What you need to do: Copy out each line that includes the word "ГЕОДЕЗИЯ".

Data records:
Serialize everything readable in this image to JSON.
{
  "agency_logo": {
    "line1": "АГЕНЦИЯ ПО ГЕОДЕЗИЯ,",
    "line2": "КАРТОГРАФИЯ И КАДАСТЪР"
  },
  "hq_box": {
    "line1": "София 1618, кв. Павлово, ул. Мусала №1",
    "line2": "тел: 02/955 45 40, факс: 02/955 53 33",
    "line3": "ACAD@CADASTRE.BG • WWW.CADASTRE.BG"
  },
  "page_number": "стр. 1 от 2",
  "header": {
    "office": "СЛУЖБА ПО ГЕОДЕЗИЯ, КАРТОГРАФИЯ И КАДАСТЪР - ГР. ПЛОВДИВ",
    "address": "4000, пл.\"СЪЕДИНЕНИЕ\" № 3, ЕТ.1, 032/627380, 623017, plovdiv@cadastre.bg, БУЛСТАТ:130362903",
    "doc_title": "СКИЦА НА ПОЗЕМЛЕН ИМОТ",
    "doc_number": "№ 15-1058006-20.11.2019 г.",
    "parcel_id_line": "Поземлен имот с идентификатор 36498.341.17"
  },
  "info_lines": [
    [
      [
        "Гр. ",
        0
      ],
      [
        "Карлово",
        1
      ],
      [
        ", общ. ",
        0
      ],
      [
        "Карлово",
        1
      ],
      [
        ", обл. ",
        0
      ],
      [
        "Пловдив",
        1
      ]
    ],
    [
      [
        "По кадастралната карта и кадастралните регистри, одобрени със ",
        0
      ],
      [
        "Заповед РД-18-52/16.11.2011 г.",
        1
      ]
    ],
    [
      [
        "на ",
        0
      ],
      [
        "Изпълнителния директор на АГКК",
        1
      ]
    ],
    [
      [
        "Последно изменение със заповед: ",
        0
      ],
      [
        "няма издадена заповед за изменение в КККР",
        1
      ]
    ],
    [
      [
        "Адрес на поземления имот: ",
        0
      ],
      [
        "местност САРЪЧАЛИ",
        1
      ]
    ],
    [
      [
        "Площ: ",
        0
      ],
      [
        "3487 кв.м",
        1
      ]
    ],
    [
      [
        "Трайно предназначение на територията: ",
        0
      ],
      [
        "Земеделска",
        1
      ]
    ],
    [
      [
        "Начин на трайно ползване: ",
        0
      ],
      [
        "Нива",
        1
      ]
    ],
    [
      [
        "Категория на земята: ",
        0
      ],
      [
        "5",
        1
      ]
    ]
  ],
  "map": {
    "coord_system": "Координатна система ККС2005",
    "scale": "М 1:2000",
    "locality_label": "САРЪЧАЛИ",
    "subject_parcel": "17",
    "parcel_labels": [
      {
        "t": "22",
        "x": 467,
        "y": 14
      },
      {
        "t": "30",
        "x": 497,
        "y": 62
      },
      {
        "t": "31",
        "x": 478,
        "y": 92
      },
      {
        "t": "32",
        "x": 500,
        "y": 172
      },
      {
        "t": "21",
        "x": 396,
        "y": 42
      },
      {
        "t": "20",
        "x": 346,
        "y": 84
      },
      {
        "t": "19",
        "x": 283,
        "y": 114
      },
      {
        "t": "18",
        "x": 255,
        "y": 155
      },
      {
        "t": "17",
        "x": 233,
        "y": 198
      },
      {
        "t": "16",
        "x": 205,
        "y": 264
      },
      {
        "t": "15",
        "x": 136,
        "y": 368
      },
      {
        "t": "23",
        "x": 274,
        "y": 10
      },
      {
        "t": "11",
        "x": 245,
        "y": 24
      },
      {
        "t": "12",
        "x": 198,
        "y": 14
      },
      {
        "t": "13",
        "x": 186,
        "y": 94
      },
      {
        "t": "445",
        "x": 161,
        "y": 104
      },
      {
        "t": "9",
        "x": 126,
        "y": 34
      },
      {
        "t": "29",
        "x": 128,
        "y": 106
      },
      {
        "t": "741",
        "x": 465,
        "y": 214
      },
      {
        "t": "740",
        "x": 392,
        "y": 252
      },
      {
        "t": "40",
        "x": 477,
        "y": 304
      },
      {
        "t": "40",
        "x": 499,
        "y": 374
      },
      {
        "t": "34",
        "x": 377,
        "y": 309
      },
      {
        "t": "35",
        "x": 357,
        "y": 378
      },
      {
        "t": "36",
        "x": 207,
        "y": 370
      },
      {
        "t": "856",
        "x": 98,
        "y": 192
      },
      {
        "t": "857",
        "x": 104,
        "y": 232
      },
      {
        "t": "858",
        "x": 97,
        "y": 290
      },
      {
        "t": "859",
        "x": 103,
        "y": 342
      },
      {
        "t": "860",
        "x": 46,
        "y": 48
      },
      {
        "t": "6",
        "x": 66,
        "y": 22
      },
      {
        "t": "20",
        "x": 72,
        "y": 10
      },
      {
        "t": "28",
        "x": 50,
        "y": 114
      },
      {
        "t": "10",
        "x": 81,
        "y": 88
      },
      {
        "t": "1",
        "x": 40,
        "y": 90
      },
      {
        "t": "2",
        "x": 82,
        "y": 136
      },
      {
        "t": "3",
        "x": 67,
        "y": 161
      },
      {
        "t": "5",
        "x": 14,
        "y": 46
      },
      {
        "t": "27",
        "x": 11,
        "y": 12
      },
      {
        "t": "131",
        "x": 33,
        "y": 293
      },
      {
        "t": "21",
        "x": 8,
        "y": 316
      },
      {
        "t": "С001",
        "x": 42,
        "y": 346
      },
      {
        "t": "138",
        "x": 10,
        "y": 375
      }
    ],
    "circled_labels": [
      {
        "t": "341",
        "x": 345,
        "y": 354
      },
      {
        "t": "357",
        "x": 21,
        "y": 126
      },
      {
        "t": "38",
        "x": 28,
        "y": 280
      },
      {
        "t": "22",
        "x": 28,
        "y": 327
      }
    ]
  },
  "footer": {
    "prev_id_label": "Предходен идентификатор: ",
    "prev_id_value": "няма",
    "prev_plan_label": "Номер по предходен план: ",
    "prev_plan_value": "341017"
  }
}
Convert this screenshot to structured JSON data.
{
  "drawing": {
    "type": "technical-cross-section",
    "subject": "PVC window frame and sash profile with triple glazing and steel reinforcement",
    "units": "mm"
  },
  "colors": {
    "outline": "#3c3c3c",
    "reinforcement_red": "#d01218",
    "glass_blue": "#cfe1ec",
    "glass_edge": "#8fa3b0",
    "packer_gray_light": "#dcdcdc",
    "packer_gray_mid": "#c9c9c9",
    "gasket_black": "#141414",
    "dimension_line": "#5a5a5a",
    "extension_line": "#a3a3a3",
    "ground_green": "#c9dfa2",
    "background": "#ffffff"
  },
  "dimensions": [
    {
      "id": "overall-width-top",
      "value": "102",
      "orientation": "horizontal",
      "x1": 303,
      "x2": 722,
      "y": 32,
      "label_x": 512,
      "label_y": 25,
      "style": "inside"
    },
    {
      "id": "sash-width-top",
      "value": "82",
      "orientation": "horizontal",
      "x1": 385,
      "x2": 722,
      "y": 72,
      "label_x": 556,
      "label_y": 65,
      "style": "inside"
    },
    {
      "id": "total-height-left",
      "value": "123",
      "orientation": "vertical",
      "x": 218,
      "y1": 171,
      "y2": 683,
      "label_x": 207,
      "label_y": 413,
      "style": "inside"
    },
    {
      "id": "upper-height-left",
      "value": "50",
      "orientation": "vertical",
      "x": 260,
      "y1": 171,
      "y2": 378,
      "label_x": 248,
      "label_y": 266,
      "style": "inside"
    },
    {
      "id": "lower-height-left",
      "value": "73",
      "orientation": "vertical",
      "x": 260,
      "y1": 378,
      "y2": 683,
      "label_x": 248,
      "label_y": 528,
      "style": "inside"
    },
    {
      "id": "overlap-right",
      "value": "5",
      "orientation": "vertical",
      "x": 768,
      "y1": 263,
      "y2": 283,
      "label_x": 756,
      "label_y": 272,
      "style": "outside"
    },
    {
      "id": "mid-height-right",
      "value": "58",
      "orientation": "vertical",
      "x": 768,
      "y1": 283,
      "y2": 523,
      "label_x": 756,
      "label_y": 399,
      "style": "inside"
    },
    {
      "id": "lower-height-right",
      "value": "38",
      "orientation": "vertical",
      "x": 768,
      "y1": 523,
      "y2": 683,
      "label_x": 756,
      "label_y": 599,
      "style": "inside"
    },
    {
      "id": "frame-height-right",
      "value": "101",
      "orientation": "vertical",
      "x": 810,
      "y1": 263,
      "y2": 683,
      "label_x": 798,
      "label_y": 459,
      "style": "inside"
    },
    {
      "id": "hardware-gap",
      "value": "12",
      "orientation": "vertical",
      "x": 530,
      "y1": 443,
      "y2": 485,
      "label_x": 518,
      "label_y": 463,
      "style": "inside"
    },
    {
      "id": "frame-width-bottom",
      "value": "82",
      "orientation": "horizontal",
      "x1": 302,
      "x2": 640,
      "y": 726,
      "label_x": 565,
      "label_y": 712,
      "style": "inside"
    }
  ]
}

Problem solution:
    "line1": "АГЕНЦИЯ ПО ГЕОДЕЗИЯ,",
    "office": "СЛУЖБА ПО ГЕОДЕЗИЯ, КАРТОГРАФИЯ И КАДАСТЪР - ГР. ПЛОВДИВ",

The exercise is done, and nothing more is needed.